Helena Clayton Newsletter - View this email in your browser

 

 

Leadership Developer • Coach & Facilitator • Writer

 

 

Welcome to the November 2025 Newsletter


October brought a third Spring to our garden - we've had new flowers on our foxgloves, viper bugloss, lavender and marigolds right up to the time I'm writing this, the first few days of November.  Inside, I'm quietly starting to take winter tonics and make soup and stew fruits. And I'm loving being able to draw the curtains as early as 5pm...

 

 

It's been a lovely month.  The Grayson Perry exhibition was a definite highlight, and time with Dom's grandkids too.  I’m now back in the pool and at Pilates, post op.  But wow, once you lose a lot of fitness and stamina, it ain’t half hard to get it back (well, at my age anyway).  Slow and steady will be the thing for a while yet. As the seasons turn, I’m getting back into some good TV and with many months of free Apple TV, it’s Slow Horses and the fabulous Ted Lasso all the way.    

This month, something of a theme of spaciousness.  Maybe no surprise as I'm heading into a time where work is quieter than it's been in ages, and winter is ahead. I'm planning to make the most of that... the opportunity to do hibernation in a way I've not been able to in previous years, and live a little more slowly for a while.  So here's:

- a new piece of 2025 research on spaciousness
- how just an hour of dedicated space can make such a difference
- the value of 'resting your way out of' something
- and a date for that new workshop I mentioned exploring endings & beginnings
- alongside a new Love Lab date for 2026

 

Thank you so much for being here.  And until December, I hope life offers you solace and joy in the middle and muddle of everything else. 

With love
Helena x



(pic: Charlotte Cornish)

 

 

Either write, or do nothing ...

 

 

For years, I've been popping up very ad hoc at the daily London Writers Salon 8am writing sessions.  And now, as work is quieter, I've finally taken out a paid membership.  That gives me access to many (many) writing spaces they offer through the week.  I only ever turn up for the 8am sessions but have managed 2-3 each week and that 50 min protected space to write ('you can do two things - you can write or you can do nothing') help me make great progress.  With what?  This month, it's been combinations of Morning Pages, and drafting the new Beginnings and Endings programme. Take a look and see if it might be for you?

(pic: Annie Soudain)

 


'Maybe death isn't darkness, after all, but so much light wrapping itself around us'



Mary Oliver
 

 

Spoons

 

 

In about 2010, I had Chronic Fatigue and it stayed with me for about 18 months.   There was nothing I could do.  The only way to manage was to 'rest my way out of it'.  Tricky, since I didn't know how long it would last. And I wasn't known for my ability to rest!   I pulled right back on work and all physical activity.  I spent a lot of time in bed.  It did, in its own time, head off elsewhere and I slowly built back up.

Saved data entries
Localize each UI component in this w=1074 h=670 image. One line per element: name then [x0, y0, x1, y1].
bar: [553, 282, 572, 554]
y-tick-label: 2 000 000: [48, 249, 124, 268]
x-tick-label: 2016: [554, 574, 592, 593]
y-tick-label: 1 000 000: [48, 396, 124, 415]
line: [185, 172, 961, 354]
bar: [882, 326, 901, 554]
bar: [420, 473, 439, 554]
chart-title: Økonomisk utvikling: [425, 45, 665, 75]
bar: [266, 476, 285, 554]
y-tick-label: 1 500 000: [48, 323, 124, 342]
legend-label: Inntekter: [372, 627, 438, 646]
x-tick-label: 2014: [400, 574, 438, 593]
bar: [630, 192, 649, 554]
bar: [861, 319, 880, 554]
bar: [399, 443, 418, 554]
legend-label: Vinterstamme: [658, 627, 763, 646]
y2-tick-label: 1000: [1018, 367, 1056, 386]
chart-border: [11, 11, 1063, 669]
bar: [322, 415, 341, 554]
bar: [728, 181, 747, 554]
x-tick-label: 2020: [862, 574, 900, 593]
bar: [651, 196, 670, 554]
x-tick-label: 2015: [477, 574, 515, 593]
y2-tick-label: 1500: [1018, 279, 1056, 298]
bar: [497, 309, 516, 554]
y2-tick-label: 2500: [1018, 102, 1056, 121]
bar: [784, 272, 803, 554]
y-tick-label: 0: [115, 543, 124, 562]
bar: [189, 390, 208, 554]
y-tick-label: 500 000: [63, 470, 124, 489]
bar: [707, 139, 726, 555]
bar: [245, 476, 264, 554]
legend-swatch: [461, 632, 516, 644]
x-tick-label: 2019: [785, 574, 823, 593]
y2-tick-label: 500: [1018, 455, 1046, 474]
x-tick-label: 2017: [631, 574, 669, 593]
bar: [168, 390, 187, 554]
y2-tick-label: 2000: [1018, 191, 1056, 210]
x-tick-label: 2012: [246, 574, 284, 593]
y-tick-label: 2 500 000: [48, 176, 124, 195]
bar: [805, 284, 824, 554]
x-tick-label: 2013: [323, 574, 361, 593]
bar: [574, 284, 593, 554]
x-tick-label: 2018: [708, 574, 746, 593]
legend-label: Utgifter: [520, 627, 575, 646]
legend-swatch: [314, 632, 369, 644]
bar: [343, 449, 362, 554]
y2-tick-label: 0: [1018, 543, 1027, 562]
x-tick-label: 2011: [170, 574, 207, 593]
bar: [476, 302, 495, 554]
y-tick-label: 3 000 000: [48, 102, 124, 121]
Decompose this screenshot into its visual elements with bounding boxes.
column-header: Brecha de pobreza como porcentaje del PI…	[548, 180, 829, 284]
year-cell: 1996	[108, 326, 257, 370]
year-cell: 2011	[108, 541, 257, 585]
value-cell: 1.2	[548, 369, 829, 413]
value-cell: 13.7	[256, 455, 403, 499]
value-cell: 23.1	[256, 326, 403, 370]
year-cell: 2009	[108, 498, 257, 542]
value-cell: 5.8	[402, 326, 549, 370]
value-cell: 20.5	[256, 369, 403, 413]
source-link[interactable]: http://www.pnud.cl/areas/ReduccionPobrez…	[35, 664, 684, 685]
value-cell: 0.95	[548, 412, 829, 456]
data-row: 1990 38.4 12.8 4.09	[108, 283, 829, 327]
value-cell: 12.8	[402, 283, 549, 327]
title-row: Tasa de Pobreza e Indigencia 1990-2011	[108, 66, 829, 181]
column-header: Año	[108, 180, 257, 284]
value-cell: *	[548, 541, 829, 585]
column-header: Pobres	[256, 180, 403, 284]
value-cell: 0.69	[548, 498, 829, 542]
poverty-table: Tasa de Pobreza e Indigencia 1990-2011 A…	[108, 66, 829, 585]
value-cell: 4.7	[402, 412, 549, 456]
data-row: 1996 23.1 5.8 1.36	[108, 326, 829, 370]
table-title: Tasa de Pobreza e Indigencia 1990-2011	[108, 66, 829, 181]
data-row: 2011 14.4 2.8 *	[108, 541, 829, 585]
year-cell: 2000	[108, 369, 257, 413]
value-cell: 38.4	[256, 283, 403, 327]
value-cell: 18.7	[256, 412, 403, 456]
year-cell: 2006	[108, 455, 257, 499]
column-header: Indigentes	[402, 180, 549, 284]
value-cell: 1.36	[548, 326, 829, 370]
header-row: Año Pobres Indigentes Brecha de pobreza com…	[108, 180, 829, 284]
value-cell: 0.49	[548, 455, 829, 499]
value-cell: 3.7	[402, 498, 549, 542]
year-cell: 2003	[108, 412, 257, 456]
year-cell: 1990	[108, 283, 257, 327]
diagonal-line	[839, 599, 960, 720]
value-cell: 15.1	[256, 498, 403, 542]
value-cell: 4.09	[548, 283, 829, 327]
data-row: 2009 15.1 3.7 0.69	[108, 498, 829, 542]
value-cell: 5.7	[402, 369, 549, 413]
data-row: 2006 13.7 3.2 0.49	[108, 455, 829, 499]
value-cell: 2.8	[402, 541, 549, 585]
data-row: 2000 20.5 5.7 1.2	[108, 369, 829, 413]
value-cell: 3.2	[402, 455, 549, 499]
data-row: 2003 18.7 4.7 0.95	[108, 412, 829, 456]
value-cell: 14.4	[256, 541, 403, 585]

__WHAT IS ASKED__:
[a] Turn the newsletter paragraph that starts "For years, I've been popping up" into a short bulleted list that keeps its main facts.
[b] In the newsletter, write out the stretch that opens with the words containing "(pic: Charlotte Cornish)" and closes with "be for you?".

__PER-TASK ANSWERS__:
[a]
- For years, I've dropped in now and then at the London Writers Salon's daily 8am writing sessions.
- Now that work is quieter, I've taken out a paid membership, which gives me access to many writing spaces through the week.
- I only go to the 8am sessions, but I've managed 2-3 a week.
- The protected 50-minute space, where you can only write or do nothing, helps me make great progress.
- This month I've used it for Morning Pages and for drafting the new Beginnings and Endings programme.
- Take a look and see if it might be for you.

[b]
(pic: Charlotte Cornish)

 

 

Either write, or do nothing ...

 

 

For years, I've been popping up very ad hoc at the daily London Writers Salon 8am writing sessions.  And now, as work is quieter, I've finally taken out a paid membership.  That gives me access to many (many) writing spaces they offer through the week.  I only ever turn up for the 8am sessions but have managed 2-3 each week and that 50 min protected space to write ('you can do two things - you can write or you can do nothing') help me make great progress.  With what?  This month, it's been combinations of Morning Pages, and drafting the new Beginnings and Endings programme. Take a look and see if it might be for you?